* **Your objective**
Without the pictures, output the records below word for word.

BEGIN Records to use

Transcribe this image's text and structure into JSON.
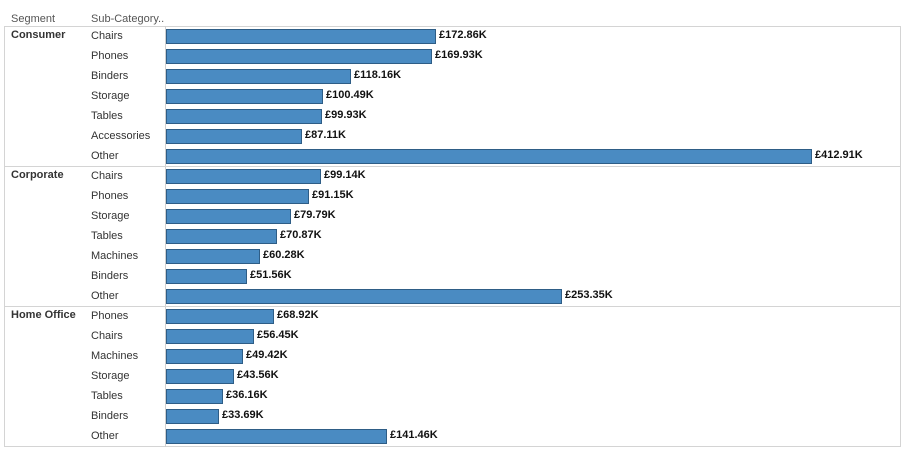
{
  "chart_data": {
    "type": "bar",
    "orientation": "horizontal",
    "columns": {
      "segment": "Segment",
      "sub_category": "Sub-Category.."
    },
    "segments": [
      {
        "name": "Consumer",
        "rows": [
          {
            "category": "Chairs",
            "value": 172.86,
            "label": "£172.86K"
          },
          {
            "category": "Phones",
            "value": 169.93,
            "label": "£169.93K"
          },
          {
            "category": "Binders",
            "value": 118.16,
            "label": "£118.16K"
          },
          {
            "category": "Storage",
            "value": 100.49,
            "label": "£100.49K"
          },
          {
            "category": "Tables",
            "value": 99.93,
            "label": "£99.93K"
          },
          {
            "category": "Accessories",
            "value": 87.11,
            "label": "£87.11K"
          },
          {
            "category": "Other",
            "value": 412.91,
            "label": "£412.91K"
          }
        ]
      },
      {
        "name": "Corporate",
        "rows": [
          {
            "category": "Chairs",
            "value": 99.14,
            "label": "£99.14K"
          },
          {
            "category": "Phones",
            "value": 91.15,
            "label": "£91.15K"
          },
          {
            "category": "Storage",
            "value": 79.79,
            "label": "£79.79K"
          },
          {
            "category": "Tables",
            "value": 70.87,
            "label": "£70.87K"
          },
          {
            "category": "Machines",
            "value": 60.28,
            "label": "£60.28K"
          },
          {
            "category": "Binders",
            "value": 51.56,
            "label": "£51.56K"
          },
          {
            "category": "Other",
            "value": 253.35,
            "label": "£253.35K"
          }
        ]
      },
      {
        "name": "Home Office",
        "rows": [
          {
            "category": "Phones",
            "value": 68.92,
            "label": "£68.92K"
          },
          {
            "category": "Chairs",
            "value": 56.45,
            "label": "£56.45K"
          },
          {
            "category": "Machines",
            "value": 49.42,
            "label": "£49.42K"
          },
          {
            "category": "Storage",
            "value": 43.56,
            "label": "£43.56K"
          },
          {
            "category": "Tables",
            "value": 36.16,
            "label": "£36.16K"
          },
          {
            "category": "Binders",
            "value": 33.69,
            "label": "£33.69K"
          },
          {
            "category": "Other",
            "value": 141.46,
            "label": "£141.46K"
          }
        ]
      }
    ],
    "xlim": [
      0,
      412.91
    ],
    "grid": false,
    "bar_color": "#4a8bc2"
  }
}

END Records to use

* **Exercise response**
Transcribe this image's text and structure into JSON.
{
  "chart_data": {
    "type": "bar",
    "orientation": "horizontal",
    "columns": {
      "segment": "Segment",
      "sub_category": "Sub-Category.."
    },
    "segments": [
      {
        "name": "Consumer",
        "rows": [
          {
            "category": "Chairs",
            "value": 172.86,
            "label": "£172.86K"
          },
          {
            "category": "Phones",
            "value": 169.93,
            "label": "£169.93K"
          },
          {
            "category": "Binders",
            "value": 118.16,
            "label": "£118.16K"
          },
          {
            "category": "Storage",
            "value": 100.49,
            "label": "£100.49K"
          },
          {
            "category": "Tables",
            "value": 99.93,
            "label": "£99.93K"
          },
          {
            "category": "Accessories",
            "value": 87.11,
            "label": "£87.11K"
          },
          {
            "category": "Other",
            "value": 412.91,
            "label": "£412.91K"
          }
        ]
      },
      {
        "name": "Corporate",
        "rows": [
          {
            "category": "Chairs",
            "value": 99.14,
            "label": "£99.14K"
          },
          {
            "category": "Phones",
            "value": 91.15,
            "label": "£91.15K"
          },
          {
            "category": "Storage",
            "value": 79.79,
            "label": "£79.79K"
          },
          {
            "category": "Tables",
            "value": 70.87,
            "label": "£70.87K"
          },
          {
            "category": "Machines",
            "value": 60.28,
            "label": "£60.28K"
          },
          {
            "category": "Binders",
            "value": 51.56,
            "label": "£51.56K"
          },
          {
            "category": "Other",
            "value": 253.35,
            "label": "£253.35K"
          }
        ]
      },
      {
        "name": "Home Office",
        "rows": [
          {
            "category": "Phones",
            "value": 68.92,
            "label": "£68.92K"
          },
          {
            "category": "Chairs",
            "value": 56.45,
            "label": "£56.45K"
          },
          {
            "category": "Machines",
            "value": 49.42,
            "label": "£49.42K"
          },
          {
            "category": "Storage",
            "value": 43.56,
            "label": "£43.56K"
          },
          {
            "category": "Tables",
            "value": 36.16,
            "label": "£36.16K"
          },
          {
            "category": "Binders",
            "value": 33.69,
            "label": "£33.69K"
          },
          {
            "category": "Other",
            "value": 141.46,
            "label": "£141.46K"
          }
        ]
      }
    ],
    "xlim": [
      0,
      412.91
    ],
    "grid": false,
    "bar_color": "#4a8bc2"
  }
}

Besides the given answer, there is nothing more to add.